■ **Tasks to complete**:
[1] Do these statements agree with the watch thread? For each, answer yes or no and quote the deciding words from the watch thread: (a) the owner put a new seal on the back of the watch; (b) the watch runs about five minutes off per day; (c) the dial bears an A in a circle.
[2] In the records, rewrite only the lines between the one holding "sun-icon — [108, 468, 148, 508]" and the one holding "mode-label: AUTO — [149, 430, 195, 449]", inclusive, with "AUTO" replaced by "ECO" and everything else unchanged.

╭─ Excerpt

# Mystery 'Military' Watch...Help Needed



## stefano34 (Sep 27, 2009)

Got this recently, advertised as ,military in style which I think is justified though I doubt it was issued.

It is 16 J and running pretty sweetly after a quick adjustment being within a minute or so a day, it appears to have been serviced regularly as it has about 7 or8? sets of service marks inside the screw on back.

I have installed a new seal for the back as the old one was worn and well didn't seal, also ordered a new 'glass' as this has a split in it.

Does anyone know the maker as it has a B in a circle on the enamelled? dial also any idea as to the movement type and age of the watch, I thought late 40's?


----------



## stefano34 (Sep 27, 2009)

Here's a few more shots, it's 36mm inc crown so quite large I think for it's time?


----------



## tixntox (Jul 17, 2009)

Bentima perhaps???

Mike


----------



## Kutusov (Apr 19, 2010)

I was going to check the logo against the two lists of logos that were in photo gallery... where is it? The link gets me nowhere, is it gone?


----------



## johnbaz (Jan 30, 2005)

tixntox said:


> Bentima perhaps???
> 
> Mike


I had an inkling it was Benrus (but am usually wrong :blush: )

Nice looking piece whatever it is B)

John


----------



## Chromejob (Jul 28, 2006)

I've seen that (B) here before... not Vostok?


----------



## bjohnson (Oct 2, 2007)

On a movement, that "B" would typically represent Bidlingmaier (ie Bifora)

I haven't identified the movement yet

It looks similar to an 103










http://www.ranfft.de/cgi-bin/bidfun-db.cgi?10&ranfft&a&2uswk&Bifora_103


----------



## Kutusov (Apr 19, 2010)

David Spalding said:


> I've seen that (B) here before... not Vostok?

╰─
╭─ Provided records

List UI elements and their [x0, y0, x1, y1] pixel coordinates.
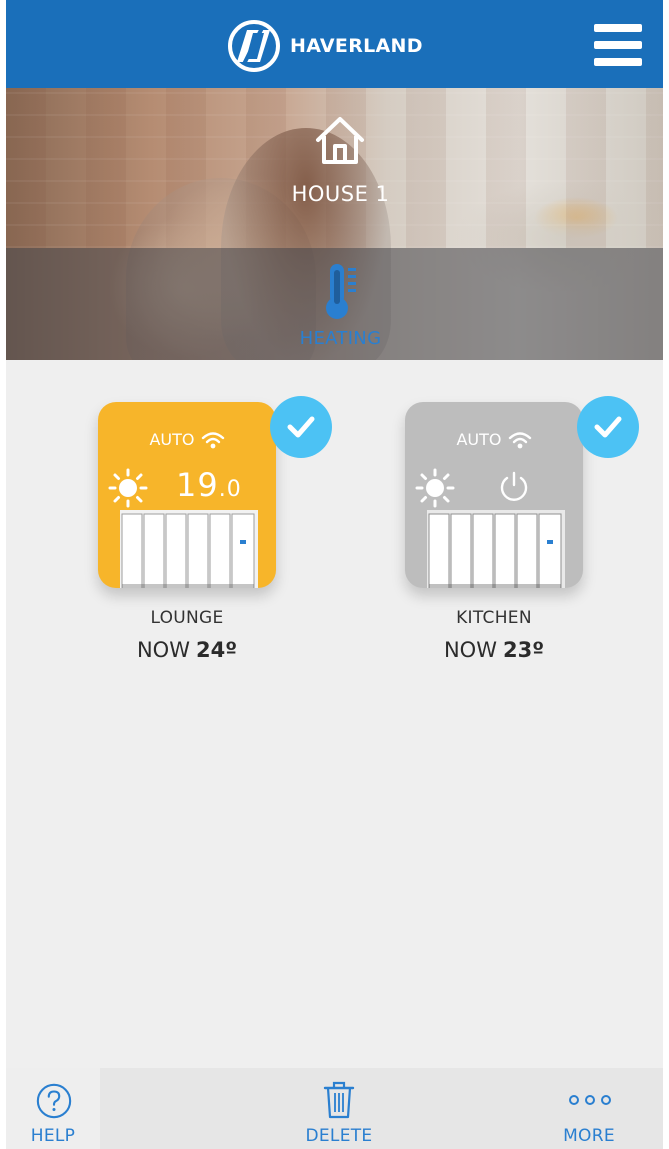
sun-icon — [108, 468, 148, 508]
device-name: KITCHEN — [456, 608, 532, 628]
setpoint-temperature: 19.0 — [176, 466, 242, 504]
check-icon[interactable] — [270, 396, 332, 458]
help-button[interactable]: HELP — [6, 1068, 100, 1149]
help-icon — [36, 1083, 72, 1119]
mode-row: AUTO — [98, 430, 276, 449]
brand-name: HAVERLAND — [290, 35, 423, 57]
mode-label: AUTO — [149, 430, 195, 449]
temp-value: 23º — [502, 638, 545, 662]
section-heating[interactable]: HEATING — [6, 328, 663, 349]
power-icon — [500, 471, 528, 501]
sun-icon — [415, 468, 455, 508]
device-card[interactable]: AUTO 19.0 — [98, 402, 276, 588]
more-label: MORE — [563, 1126, 615, 1146]
hamburger-menu-icon[interactable] — [594, 24, 642, 66]
more-dots-icon — [569, 1095, 611, 1105]
device-current-temperature: NOW 24º — [98, 638, 276, 662]
more-button[interactable]: MORE — [534, 1068, 644, 1149]
delete-label: DELETE — [305, 1126, 373, 1146]
thermometer-icon[interactable] — [322, 262, 362, 320]
top-app-bar: HAVERLAND — [6, 0, 663, 88]
temp-prefix: NOW — [136, 638, 190, 662]
device-card[interactable]: AUTO — [405, 402, 583, 588]
check-icon[interactable] — [577, 396, 639, 458]
device-name: LOUNGE — [150, 608, 224, 628]
delete-button[interactable]: DELETE — [284, 1068, 394, 1149]
menu-line — [594, 58, 642, 66]
setpoint-integer: 19 — [176, 466, 219, 504]
app-screen: HAVERLAND HOUSE 1 HEATING AUTO 19.0 LOUN… — [6, 0, 663, 1149]
brand: HAVERLAND — [226, 18, 423, 74]
wifi-icon — [508, 431, 531, 448]
mode-row: AUTO — [405, 430, 583, 449]
house-icon[interactable] — [312, 112, 368, 168]
setpoint-decimal: .0 — [218, 477, 242, 502]
house-name[interactable]: HOUSE 1 — [6, 182, 663, 206]
wifi-icon — [201, 431, 224, 448]
temp-value: 24º — [195, 638, 238, 662]
house-hero-banner: HOUSE 1 HEATING — [6, 88, 663, 360]
haverland-logo-icon — [228, 20, 280, 72]
radiator-icon — [427, 510, 565, 588]
device-current-temperature: NOW 23º — [405, 638, 583, 662]
temp-prefix: NOW — [443, 638, 497, 662]
menu-line — [594, 24, 642, 32]
trash-icon — [323, 1081, 355, 1119]
menu-line — [594, 41, 642, 49]
radiator-icon — [120, 510, 258, 588]
help-label: HELP — [30, 1126, 76, 1146]
bottom-toolbar: HELP DELETE MORE — [6, 1068, 663, 1149]
mode-label: AUTO — [456, 430, 502, 449]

╰─

■ **Solved problems**:
[1]
(a) Yes: "I have installed a new seal for the back as the old one was worn"
(b) No: "within a minute or so a day"
(c) No: "it has a B in a circle on the enamelled? dial"

[2]
sun-icon — [108, 468, 148, 508]
device-name: KITCHEN — [456, 608, 532, 628]
setpoint-temperature: 19.0 — [176, 466, 242, 504]
check-icon[interactable] — [270, 396, 332, 458]
help-button[interactable]: HELP — [6, 1068, 100, 1149]
help-icon — [36, 1083, 72, 1119]
mode-row: ECO — [98, 430, 276, 449]
brand-name: HAVERLAND — [290, 35, 423, 57]
mode-label: ECO — [149, 430, 195, 449]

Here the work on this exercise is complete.